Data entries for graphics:
- - -

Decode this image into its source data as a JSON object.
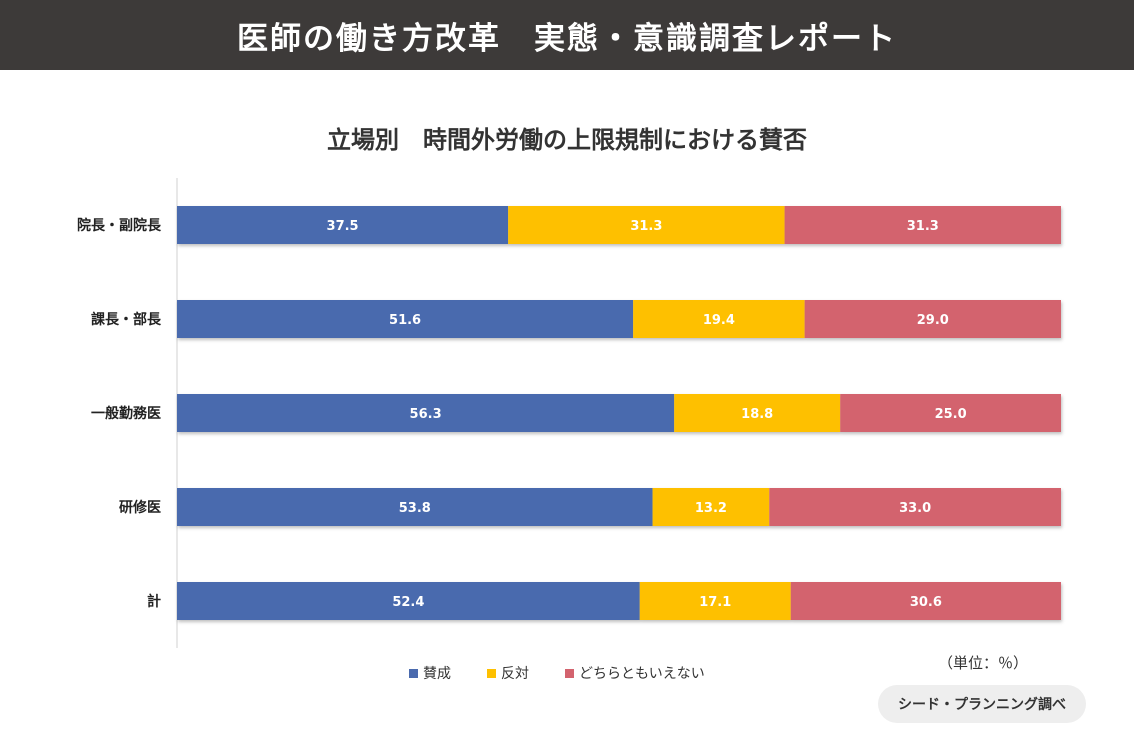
{
  "header": {
    "title": "医師の働き方改革　実態・意識調査レポート"
  },
  "chart_data": {
    "type": "bar",
    "orientation": "horizontal",
    "stacked": true,
    "title": "立場別　時間外労働の上限規制における賛否",
    "categories": [
      "院長・副院長",
      "課長・部長",
      "一般勤務医",
      "研修医",
      "計"
    ],
    "series": [
      {
        "name": "賛成",
        "color": "#4a6aae",
        "values": [
          37.5,
          51.6,
          56.3,
          53.8,
          52.4
        ]
      },
      {
        "name": "反対",
        "color": "#fec000",
        "values": [
          31.3,
          19.4,
          18.8,
          13.2,
          17.1
        ]
      },
      {
        "name": "どちらともいえない",
        "color": "#d3636e",
        "values": [
          31.3,
          29.0,
          25.0,
          33.0,
          30.6
        ]
      }
    ],
    "xlim": [
      0,
      100
    ],
    "legend_position": "bottom-center",
    "unit_label": "（単位：％）"
  },
  "footer": {
    "source": "シード・プランニング調べ"
  }
}
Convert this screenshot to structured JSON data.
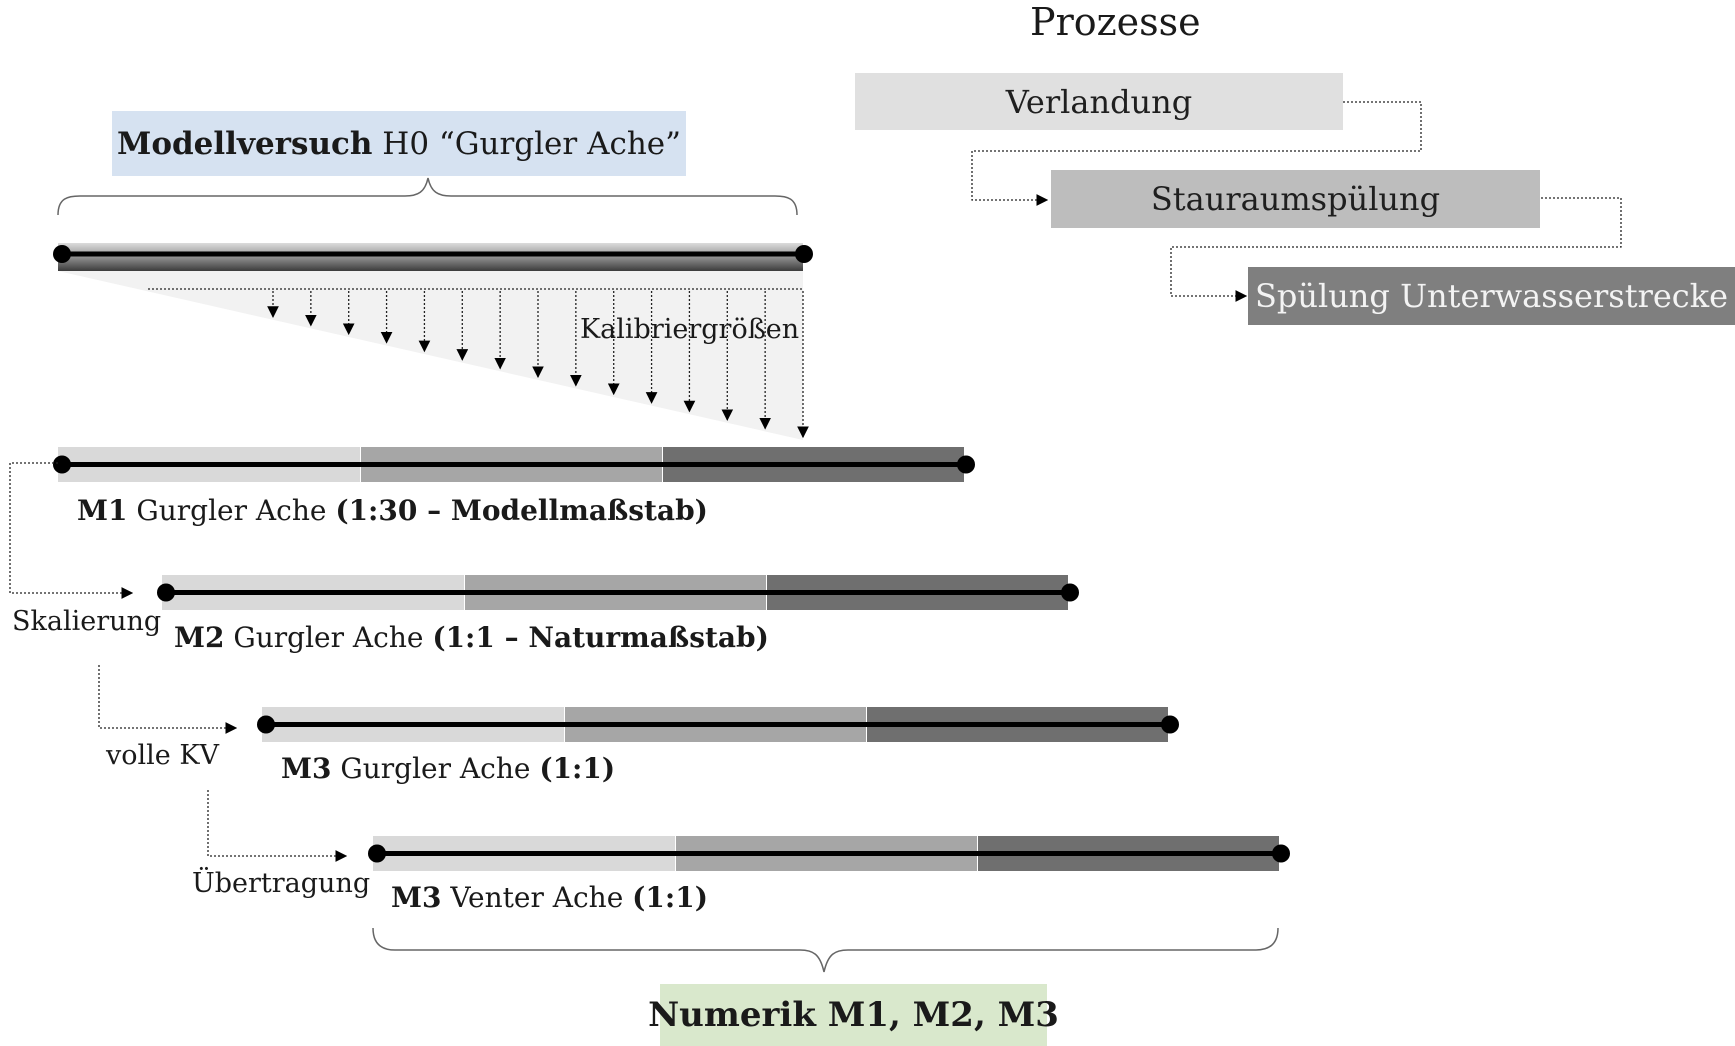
{
  "heading": "Prozesse",
  "modellversuch": {
    "bold": "Modellversuch",
    "rest": "H0 “Gurgler Ache”"
  },
  "calibration_label": "Kalibriergrößen",
  "processes": [
    {
      "label": "Verlandung"
    },
    {
      "label": "Stauraumspülung"
    },
    {
      "label": "Spülung Unterwasserstrecke"
    }
  ],
  "models": [
    {
      "id": "M1",
      "name": "Gurgler Ache",
      "scale": "(1:30 – Modellmaßstab)"
    },
    {
      "id": "M2",
      "name": "Gurgler Ache",
      "scale": "(1:1 – Naturmaßstab)"
    },
    {
      "id": "M3",
      "name": "Gurgler Ache",
      "scale": "(1:1)"
    },
    {
      "id": "M3",
      "name": "Venter Ache",
      "scale": "(1:1)"
    }
  ],
  "transitions": [
    {
      "label": "Skalierung"
    },
    {
      "label": "volle KV"
    },
    {
      "label": "Übertragung"
    }
  ],
  "numerik": "Numerik M1, M2, M3",
  "colors": {
    "title_box": "#d6e2f1",
    "numerik_box": "#d9e8cc",
    "segment_light": "#d9d9d9",
    "segment_mid": "#a6a6a6",
    "segment_dark": "#6f6f6f"
  }
}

- - -

Written request: Exclude the pictures, and transcribe all of the material exactly.

Exercise response:
Decode this image into its source data as a JSON object.
{
  "header": {
    "title": "医師の働き方改革　実態・意識調査レポート"
  },
  "chart_data": {
    "type": "bar",
    "orientation": "horizontal",
    "stacked": true,
    "title": "立場別　時間外労働の上限規制における賛否",
    "categories": [
      "院長・副院長",
      "課長・部長",
      "一般勤務医",
      "研修医",
      "計"
    ],
    "series": [
      {
        "name": "賛成",
        "color": "#4a6aae",
        "values": [
          37.5,
          51.6,
          56.3,
          53.8,
          52.4
        ]
      },
      {
        "name": "反対",
        "color": "#fec000",
        "values": [
          31.3,
          19.4,
          18.8,
          13.2,
          17.1
        ]
      },
      {
        "name": "どちらともいえない",
        "color": "#d3636e",
        "values": [
          31.3,
          29.0,
          25.0,
          33.0,
          30.6
        ]
      }
    ],
    "xlim": [
      0,
      100
    ],
    "legend_position": "bottom-center",
    "unit_label": "（単位：％）"
  },
  "footer": {
    "source": "シード・プランニング調べ"
  }
}
Convert this screenshot to structured JSON data.
{
  "heading": "Prozesse",
  "modellversuch": {
    "bold": "Modellversuch",
    "rest": "H0 “Gurgler Ache”"
  },
  "calibration_label": "Kalibriergrößen",
  "processes": [
    {
      "label": "Verlandung"
    },
    {
      "label": "Stauraumspülung"
    },
    {
      "label": "Spülung Unterwasserstrecke"
    }
  ],
  "models": [
    {
      "id": "M1",
      "name": "Gurgler Ache",
      "scale": "(1:30 – Modellmaßstab)"
    },
    {
      "id": "M2",
      "name": "Gurgler Ache",
      "scale": "(1:1 – Naturmaßstab)"
    },
    {
      "id": "M3",
      "name": "Gurgler Ache",
      "scale": "(1:1)"
    },
    {
      "id": "M3",
      "name": "Venter Ache",
      "scale": "(1:1)"
    }
  ],
  "transitions": [
    {
      "label": "Skalierung"
    },
    {
      "label": "volle KV"
    },
    {
      "label": "Übertragung"
    }
  ],
  "numerik": "Numerik M1, M2, M3",
  "colors": {
    "title_box": "#d6e2f1",
    "numerik_box": "#d9e8cc",
    "segment_light": "#d9d9d9",
    "segment_mid": "#a6a6a6",
    "segment_dark": "#6f6f6f"
  }
}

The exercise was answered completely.